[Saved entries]
--------------------

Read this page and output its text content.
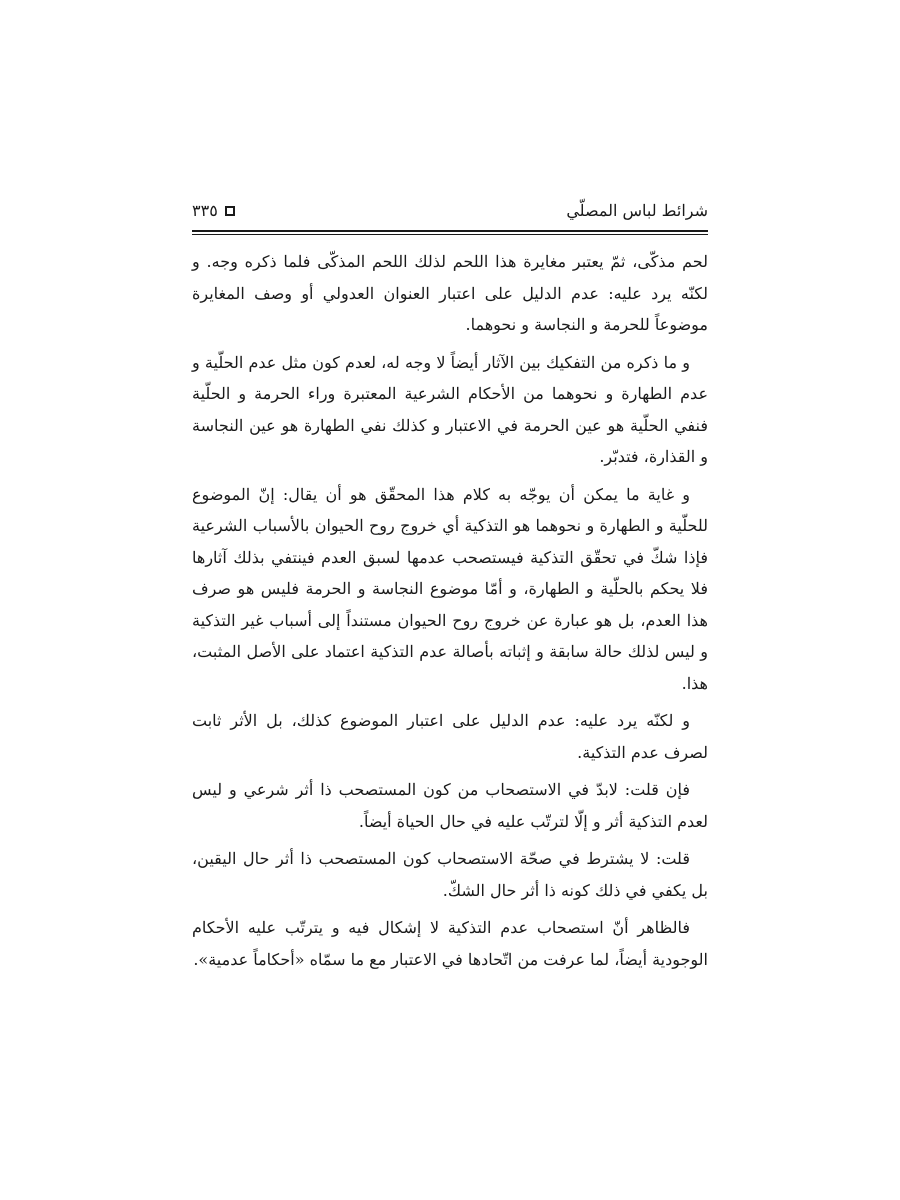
شرائط لباس المصلّي
٣٣٥

لحم مذكّى، ثمّ يعتبر مغايرة هذا اللحم لذلك اللحم المذكّى فلما ذكره وجه. و لكنّه يرد عليه: عدم الدليل على اعتبار العنوان العدولي أو وصف المغايرة موضوعاً للحرمة و النجاسة و نحوهما.

و ما ذكره من التفكيك بين الآثار أيضاً لا وجه له، لعدم كون مثل عدم الحلّية و عدم الطهارة و نحوهما من الأحكام الشرعية المعتبرة وراء الحرمة و الحلّية فنفي الحلّية هو عين الحرمة في الاعتبار و كذلك نفي الطهارة هو عين النجاسة و القذارة، فتدبّر.

و غاية ما يمكن أن يوجّه به كلام هذا المحقّق هو أن يقال: إنّ الموضوع للحلّية و الطهارة و نحوهما هو التذكية أي خروج روح الحيوان بالأسباب الشرعية فإذا شكّ في تحقّق التذكية فيستصحب عدمها لسبق العدم فينتفي بذلك آثارها فلا يحكم بالحلّية و الطهارة، و أمّا موضوع النجاسة و الحرمة فليس هو صرف هذا العدم، بل هو عبارة عن خروج روح الحيوان مستنداً إلى أسباب غير التذكية و ليس لذلك حالة سابقة و إثباته بأصالة عدم التذكية اعتماد على الأصل المثبت، هذا.

و لكنّه يرد عليه: عدم الدليل على اعتبار الموضوع كذلك، بل الأثر ثابت لصرف عدم التذكية.

فإن قلت: لابدّ في الاستصحاب من كون المستصحب ذا أثر شرعي و ليس لعدم التذكية أثر و إلّا لترتّب عليه في حال الحياة أيضاً.

قلت: لا يشترط في صحّة الاستصحاب كون المستصحب ذا أثر حال اليقين، بل يكفي في ذلك كونه ذا أثر حال الشكّ.

فالظاهر أنّ استصحاب عدم التذكية لا إشكال فيه و يترتّب عليه الأحكام الوجودية أيضاً، لما عرفت من اتّحادها في الاعتبار مع ما سمّاه «أحكاماً عدمية».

--------------------

(YOUR GOAL) Select the lines that carry the string "الاستصحاب" and copy them.

(SOLUTION)
فإن قلت: لابدّ في الاستصحاب من كون المستصحب ذا أثر شرعي و ليس لعدم التذكية أثر و إلّا لترتّب عليه في حال الحياة أيضاً.
قلت: لا يشترط في صحّة الاستصحاب كون المستصحب ذا أثر حال اليقين، بل يكفي في ذلك كونه ذا أثر حال الشكّ.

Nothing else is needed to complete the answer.